====== Listing ======

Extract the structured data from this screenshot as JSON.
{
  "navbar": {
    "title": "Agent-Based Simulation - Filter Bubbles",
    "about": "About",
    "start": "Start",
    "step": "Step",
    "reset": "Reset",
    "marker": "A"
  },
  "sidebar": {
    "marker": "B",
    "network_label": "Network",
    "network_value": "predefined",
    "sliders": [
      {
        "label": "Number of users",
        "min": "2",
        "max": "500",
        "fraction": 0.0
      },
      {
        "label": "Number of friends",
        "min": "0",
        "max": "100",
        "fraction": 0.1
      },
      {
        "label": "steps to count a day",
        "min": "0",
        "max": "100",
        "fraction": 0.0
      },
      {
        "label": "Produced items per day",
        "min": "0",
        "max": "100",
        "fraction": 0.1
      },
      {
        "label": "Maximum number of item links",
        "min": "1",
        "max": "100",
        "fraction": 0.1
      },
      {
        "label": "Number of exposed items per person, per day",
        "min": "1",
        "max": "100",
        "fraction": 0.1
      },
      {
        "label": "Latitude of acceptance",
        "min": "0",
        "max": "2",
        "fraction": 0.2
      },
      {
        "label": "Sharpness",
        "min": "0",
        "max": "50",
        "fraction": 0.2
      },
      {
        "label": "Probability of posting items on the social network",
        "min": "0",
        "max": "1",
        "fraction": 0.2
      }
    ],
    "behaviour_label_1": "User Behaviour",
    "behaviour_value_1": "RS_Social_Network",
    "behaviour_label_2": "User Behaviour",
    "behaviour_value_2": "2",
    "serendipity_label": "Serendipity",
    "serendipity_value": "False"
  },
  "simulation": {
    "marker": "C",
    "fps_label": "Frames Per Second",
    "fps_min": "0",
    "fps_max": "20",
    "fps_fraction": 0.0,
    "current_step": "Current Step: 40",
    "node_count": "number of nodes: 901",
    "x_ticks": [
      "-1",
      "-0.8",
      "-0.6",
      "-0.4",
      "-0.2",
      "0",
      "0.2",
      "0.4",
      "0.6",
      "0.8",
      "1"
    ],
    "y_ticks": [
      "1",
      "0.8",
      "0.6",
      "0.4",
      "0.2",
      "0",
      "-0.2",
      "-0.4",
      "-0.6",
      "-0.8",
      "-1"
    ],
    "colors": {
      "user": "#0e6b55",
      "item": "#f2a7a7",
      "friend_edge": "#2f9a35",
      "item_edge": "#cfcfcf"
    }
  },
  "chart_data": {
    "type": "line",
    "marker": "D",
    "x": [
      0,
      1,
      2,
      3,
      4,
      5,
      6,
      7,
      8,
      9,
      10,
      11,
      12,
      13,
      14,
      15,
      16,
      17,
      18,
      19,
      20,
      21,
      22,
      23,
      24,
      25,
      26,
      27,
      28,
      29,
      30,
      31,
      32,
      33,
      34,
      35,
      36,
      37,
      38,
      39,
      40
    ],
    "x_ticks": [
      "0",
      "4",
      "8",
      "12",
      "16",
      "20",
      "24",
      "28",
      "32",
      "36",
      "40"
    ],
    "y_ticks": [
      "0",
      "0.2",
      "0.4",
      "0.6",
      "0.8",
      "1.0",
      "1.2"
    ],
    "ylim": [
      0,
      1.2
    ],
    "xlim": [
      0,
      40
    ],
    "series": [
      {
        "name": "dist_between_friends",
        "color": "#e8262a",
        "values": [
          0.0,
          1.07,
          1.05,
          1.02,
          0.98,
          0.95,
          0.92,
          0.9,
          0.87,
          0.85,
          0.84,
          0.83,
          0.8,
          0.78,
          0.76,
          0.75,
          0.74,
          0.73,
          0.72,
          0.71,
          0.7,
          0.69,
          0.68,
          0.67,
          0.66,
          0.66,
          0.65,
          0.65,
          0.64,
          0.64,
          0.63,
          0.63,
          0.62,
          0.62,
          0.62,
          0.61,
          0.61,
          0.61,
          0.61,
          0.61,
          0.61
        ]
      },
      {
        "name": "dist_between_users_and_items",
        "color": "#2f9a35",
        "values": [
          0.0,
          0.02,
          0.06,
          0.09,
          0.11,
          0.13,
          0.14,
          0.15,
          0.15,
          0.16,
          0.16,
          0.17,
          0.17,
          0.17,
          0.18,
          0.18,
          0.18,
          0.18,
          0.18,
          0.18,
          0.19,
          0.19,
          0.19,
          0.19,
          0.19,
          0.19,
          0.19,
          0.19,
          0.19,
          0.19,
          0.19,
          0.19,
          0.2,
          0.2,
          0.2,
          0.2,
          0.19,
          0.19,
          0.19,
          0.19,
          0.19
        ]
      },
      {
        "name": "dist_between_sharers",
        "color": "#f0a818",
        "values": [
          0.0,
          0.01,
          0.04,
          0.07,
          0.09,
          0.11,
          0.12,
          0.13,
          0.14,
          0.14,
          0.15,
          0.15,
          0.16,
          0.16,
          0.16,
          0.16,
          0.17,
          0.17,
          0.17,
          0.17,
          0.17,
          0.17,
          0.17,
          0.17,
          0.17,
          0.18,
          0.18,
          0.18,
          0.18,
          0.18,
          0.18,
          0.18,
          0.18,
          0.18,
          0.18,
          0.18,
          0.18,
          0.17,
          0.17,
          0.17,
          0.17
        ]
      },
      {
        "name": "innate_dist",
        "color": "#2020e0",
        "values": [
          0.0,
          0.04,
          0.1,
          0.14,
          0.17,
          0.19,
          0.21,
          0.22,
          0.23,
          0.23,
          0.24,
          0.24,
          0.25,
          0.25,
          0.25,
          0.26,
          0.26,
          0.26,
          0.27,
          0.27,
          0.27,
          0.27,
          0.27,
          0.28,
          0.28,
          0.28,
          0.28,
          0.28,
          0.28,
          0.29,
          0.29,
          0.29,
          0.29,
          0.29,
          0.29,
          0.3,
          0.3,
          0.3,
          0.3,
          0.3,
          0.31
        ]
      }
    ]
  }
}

======

What you will do: Copy all data exactly, start to finish.

Final result:
Extract the structured data from this screenshot as JSON.
{
  "navbar": {
    "title": "Agent-Based Simulation - Filter Bubbles",
    "about": "About",
    "start": "Start",
    "step": "Step",
    "reset": "Reset",
    "marker": "A"
  },
  "sidebar": {
    "marker": "B",
    "network_label": "Network",
    "network_value": "predefined",
    "sliders": [
      {
        "label": "Number of users",
        "min": "2",
        "max": "500",
        "fraction": 0.0
      },
      {
        "label": "Number of friends",
        "min": "0",
        "max": "100",
        "fraction": 0.1
      },
      {
        "label": "steps to count a day",
        "min": "0",
        "max": "100",
        "fraction": 0.0
      },
      {
        "label": "Produced items per day",
        "min": "0",
        "max": "100",
        "fraction": 0.1
      },
      {
        "label": "Maximum number of item links",
        "min": "1",
        "max": "100",
        "fraction": 0.1
      },
      {
        "label": "Number of exposed items per person, per day",
        "min": "1",
        "max": "100",
        "fraction": 0.1
      },
      {
        "label": "Latitude of acceptance",
        "min": "0",
        "max": "2",
        "fraction": 0.2
      },
      {
        "label": "Sharpness",
        "min": "0",
        "max": "50",
        "fraction": 0.2
      },
      {
        "label": "Probability of posting items on the social network",
        "min": "0",
        "max": "1",
        "fraction": 0.2
      }
    ],
    "behaviour_label_1": "User Behaviour",
    "behaviour_value_1": "RS_Social_Network",
    "behaviour_label_2": "User Behaviour",
    "behaviour_value_2": "2",
    "serendipity_label": "Serendipity",
    "serendipity_value": "False"
  },
  "simulation": {
    "marker": "C",
    "fps_label": "Frames Per Second",
    "fps_min": "0",
    "fps_max": "20",
    "fps_fraction": 0.0,
    "current_step": "Current Step: 40",
    "node_count": "number of nodes: 901",
    "x_ticks": [
      "-1",
      "-0.8",
      "-0.6",
      "-0.4",
      "-0.2",
      "0",
      "0.2",
      "0.4",
      "0.6",
      "0.8",
      "1"
    ],
    "y_ticks": [
      "1",
      "0.8",
      "0.6",
      "0.4",
      "0.2",
      "0",
      "-0.2",
      "-0.4",
      "-0.6",
      "-0.8",
      "-1"
    ],
    "colors": {
      "user": "#0e6b55",
      "item": "#f2a7a7",
      "friend_edge": "#2f9a35",
      "item_edge": "#cfcfcf"
    }
  },
  "chart_data": {
    "type": "line",
    "marker": "D",
    "x": [
      0,
      1,
      2,
      3,
      4,
      5,
      6,
      7,
      8,
      9,
      10,
      11,
      12,
      13,
      14,
      15,
      16,
      17,
      18,
      19,
      20,
      21,
      22,
      23,
      24,
      25,
      26,
      27,
      28,
      29,
      30,
      31,
      32,
      33,
      34,
      35,
      36,
      37,
      38,
      39,
      40
    ],
    "x_ticks": [
      "0",
      "4",
      "8",
      "12",
      "16",
      "20",
      "24",
      "28",
      "32",
      "36",
      "40"
    ],
    "y_ticks": [
      "0",
      "0.2",
      "0.4",
      "0.6",
      "0.8",
      "1.0",
      "1.2"
    ],
    "ylim": [
      0,
      1.2
    ],
    "xlim": [
      0,
      40
    ],
    "series": [
      {
        "name": "dist_between_friends",
        "color": "#e8262a",
        "values": [
          0.0,
          1.07,
          1.05,
          1.02,
          0.98,
          0.95,
          0.92,
          0.9,
          0.87,
          0.85,
          0.84,
          0.83,
          0.8,
          0.78,
          0.76,
          0.75,
          0.74,
          0.73,
          0.72,
          0.71,
          0.7,
          0.69,
          0.68,
          0.67,
          0.66,
          0.66,
          0.65,
          0.65,
          0.64,
          0.64,
          0.63,
          0.63,
          0.62,
          0.62,
          0.62,
          0.61,
          0.61,
          0.61,
          0.61,
          0.61,
          0.61
        ]
      },
      {
        "name": "dist_between_users_and_items",
        "color": "#2f9a35",
        "values": [
          0.0,
          0.02,
          0.06,
          0.09,
          0.11,
          0.13,
          0.14,
          0.15,
          0.15,
          0.16,
          0.16,
          0.17,
          0.17,
          0.17,
          0.18,
          0.18,
          0.18,
          0.18,
          0.18,
          0.18,
          0.19,
          0.19,
          0.19,
          0.19,
          0.19,
          0.19,
          0.19,
          0.19,
          0.19,
          0.19,
          0.19,
          0.19,
          0.2,
          0.2,
          0.2,
          0.2,
          0.19,
          0.19,
          0.19,
          0.19,
          0.19
        ]
      },
      {
        "name": "dist_between_sharers",
        "color": "#f0a818",
        "values": [
          0.0,
          0.01,
          0.04,
          0.07,
          0.09,
          0.11,
          0.12,
          0.13,
          0.14,
          0.14,
          0.15,
          0.15,
          0.16,
          0.16,
          0.16,
          0.16,
          0.17,
          0.17,
          0.17,
          0.17,
          0.17,
          0.17,
          0.17,
          0.17,
          0.17,
          0.18,
          0.18,
          0.18,
          0.18,
          0.18,
          0.18,
          0.18,
          0.18,
          0.18,
          0.18,
          0.18,
          0.18,
          0.17,
          0.17,
          0.17,
          0.17
        ]
      },
      {
        "name": "innate_dist",
        "color": "#2020e0",
        "values": [
          0.0,
          0.04,
          0.1,
          0.14,
          0.17,
          0.19,
          0.21,
          0.22,
          0.23,
          0.23,
          0.24,
          0.24,
          0.25,
          0.25,
          0.25,
          0.26,
          0.26,
          0.26,
          0.27,
          0.27,
          0.27,
          0.27,
          0.27,
          0.28,
          0.28,
          0.28,
          0.28,
          0.28,
          0.28,
          0.29,
          0.29,
          0.29,
          0.29,
          0.29,
          0.29,
          0.3,
          0.3,
          0.3,
          0.3,
          0.3,
          0.31
        ]
      }
    ]
  }
}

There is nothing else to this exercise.